Records excerpted from a collection:

-- BEGIN --

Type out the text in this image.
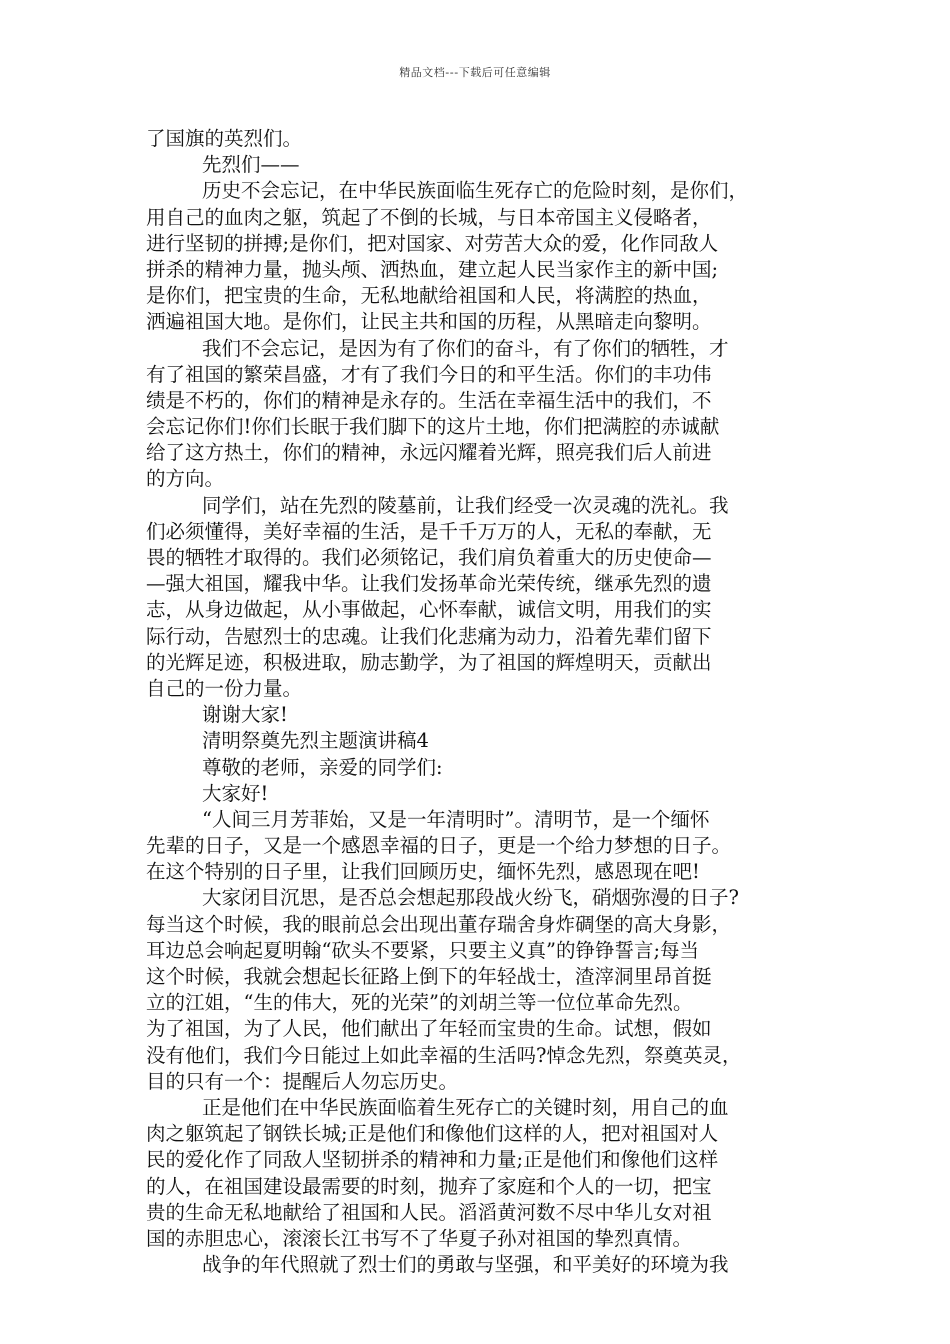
精品文档---下载后可任意编辑
了国旗的英烈们。
先烈们——
历史不会忘记，在中华民族面临生死存亡的危险时刻，是你们，
用自己的血肉之躯，筑起了不倒的长城，与日本帝国主义侵略者，
进行坚韧的拼搏;是你们，把对国家、对劳苦大众的爱，化作同敌人
拼杀的精神力量，抛头颅、洒热血，建立起人民当家作主的新中国;
是你们，把宝贵的生命，无私地献给祖国和人民，将满腔的热血，
洒遍祖国大地。是你们，让民主共和国的历程，从黑暗走向黎明。
我们不会忘记，是因为有了你们的奋斗，有了你们的牺牲，才
有了祖国的繁荣昌盛，才有了我们今日的和平生活。你们的丰功伟
绩是不朽的，你们的精神是永存的。生活在幸福生活中的我们，不
会忘记你们!你们长眠于我们脚下的这片土地，你们把满腔的赤诚献
给了这方热土，你们的精神，永远闪耀着光辉，照亮我们后人前进
的方向。
同学们，站在先烈的陵墓前，让我们经受一次灵魂的洗礼。我
们必须懂得，美好幸福的生活，是千千万万的人，无私的奉献，无
畏的牺牲才取得的。我们必须铭记，我们肩负着重大的历史使命—
—强大祖国，耀我中华。让我们发扬革命光荣传统，继承先烈的遗
志，从身边做起，从小事做起，心怀奉献，诚信文明，用我们的实
际行动，告慰烈士的忠魂。让我们化悲痛为动力，沿着先辈们留下
的光辉足迹，积极进取，励志勤学，为了祖国的辉煌明天，贡献出
自己的一份力量。
谢谢大家!
清明祭奠先烈主题演讲稿4
尊敬的老师，亲爱的同学们:
大家好!
“人间三月芳菲始，又是一年清明时”。清明节，是一个缅怀
先辈的日子，又是一个感恩幸福的日子，更是一个给力梦想的日子。
在这个特别的日子里，让我们回顾历史，缅怀先烈，感恩现在吧!
大家闭目沉思，是否总会想起那段战火纷飞，硝烟弥漫的日子?
每当这个时候，我的眼前总会出现出董存瑞舍身炸碉堡的高大身影，
耳边总会响起夏明翰“砍头不要紧，只要主义真”的铮铮誓言;每当
这个时候，我就会想起长征路上倒下的年轻战士，渣滓洞里昂首挺
立的江姐，“生的伟大，死的光荣”的刘胡兰等一位位革命先烈。
为了祖国，为了人民，他们献出了年轻而宝贵的生命。试想，假如
没有他们，我们今日能过上如此幸福的生活吗?悼念先烈，祭奠英灵，
目的只有一个：提醒后人勿忘历史。
正是他们在中华民族面临着生死存亡的关键时刻，用自己的血
肉之躯筑起了钢铁长城;正是他们和像他们这样的人，把对祖国对人
民的爱化作了同敌人坚韧拼杀的精神和力量;正是他们和像他们这样
的人，在祖国建设最需要的时刻，抛弃了家庭和个人的一切，把宝
贵的生命无私地献给了祖国和人民。滔滔黄河数不尽中华儿女对祖
国的赤胆忠心，滚滚长江书写不了华夏子孙对祖国的挚烈真情。
战争的年代照就了烈士们的勇敢与坚强，和平美好的环境为我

-- END --

▶ _OBJECTIVE_:
Leave the pictures out, and transcribe each of the records exactly.

▶ _WRITTEN ANSWER_:
Type out the text in this image.
精品文档---下载后可任意编辑
了国旗的英烈们。
先烈们——
历史不会忘记，在中华民族面临生死存亡的危险时刻，是你们，
用自己的血肉之躯，筑起了不倒的长城，与日本帝国主义侵略者，
进行坚韧的拼搏;是你们，把对国家、对劳苦大众的爱，化作同敌人
拼杀的精神力量，抛头颅、洒热血，建立起人民当家作主的新中国;
是你们，把宝贵的生命，无私地献给祖国和人民，将满腔的热血，
洒遍祖国大地。是你们，让民主共和国的历程，从黑暗走向黎明。
我们不会忘记，是因为有了你们的奋斗，有了你们的牺牲，才
有了祖国的繁荣昌盛，才有了我们今日的和平生活。你们的丰功伟
绩是不朽的，你们的精神是永存的。生活在幸福生活中的我们，不
会忘记你们!你们长眠于我们脚下的这片土地，你们把满腔的赤诚献
给了这方热土，你们的精神，永远闪耀着光辉，照亮我们后人前进
的方向。
同学们，站在先烈的陵墓前，让我们经受一次灵魂的洗礼。我
们必须懂得，美好幸福的生活，是千千万万的人，无私的奉献，无
畏的牺牲才取得的。我们必须铭记，我们肩负着重大的历史使命—
—强大祖国，耀我中华。让我们发扬革命光荣传统，继承先烈的遗
志，从身边做起，从小事做起，心怀奉献，诚信文明，用我们的实
际行动，告慰烈士的忠魂。让我们化悲痛为动力，沿着先辈们留下
的光辉足迹，积极进取，励志勤学，为了祖国的辉煌明天，贡献出
自己的一份力量。
谢谢大家!
清明祭奠先烈主题演讲稿4
尊敬的老师，亲爱的同学们:
大家好!
“人间三月芳菲始，又是一年清明时”。清明节，是一个缅怀
先辈的日子，又是一个感恩幸福的日子，更是一个给力梦想的日子。
在这个特别的日子里，让我们回顾历史，缅怀先烈，感恩现在吧!
大家闭目沉思，是否总会想起那段战火纷飞，硝烟弥漫的日子?
每当这个时候，我的眼前总会出现出董存瑞舍身炸碉堡的高大身影，
耳边总会响起夏明翰“砍头不要紧，只要主义真”的铮铮誓言;每当
这个时候，我就会想起长征路上倒下的年轻战士，渣滓洞里昂首挺
立的江姐，“生的伟大，死的光荣”的刘胡兰等一位位革命先烈。
为了祖国，为了人民，他们献出了年轻而宝贵的生命。试想，假如
没有他们，我们今日能过上如此幸福的生活吗?悼念先烈，祭奠英灵，
目的只有一个：提醒后人勿忘历史。
正是他们在中华民族面临着生死存亡的关键时刻，用自己的血
肉之躯筑起了钢铁长城;正是他们和像他们这样的人，把对祖国对人
民的爱化作了同敌人坚韧拼杀的精神和力量;正是他们和像他们这样
的人，在祖国建设最需要的时刻，抛弃了家庭和个人的一切，把宝
贵的生命无私地献给了祖国和人民。滔滔黄河数不尽中华儿女对祖
国的赤胆忠心，滚滚长江书写不了华夏子孙对祖国的挚烈真情。
战争的年代照就了烈士们的勇敢与坚强，和平美好的环境为我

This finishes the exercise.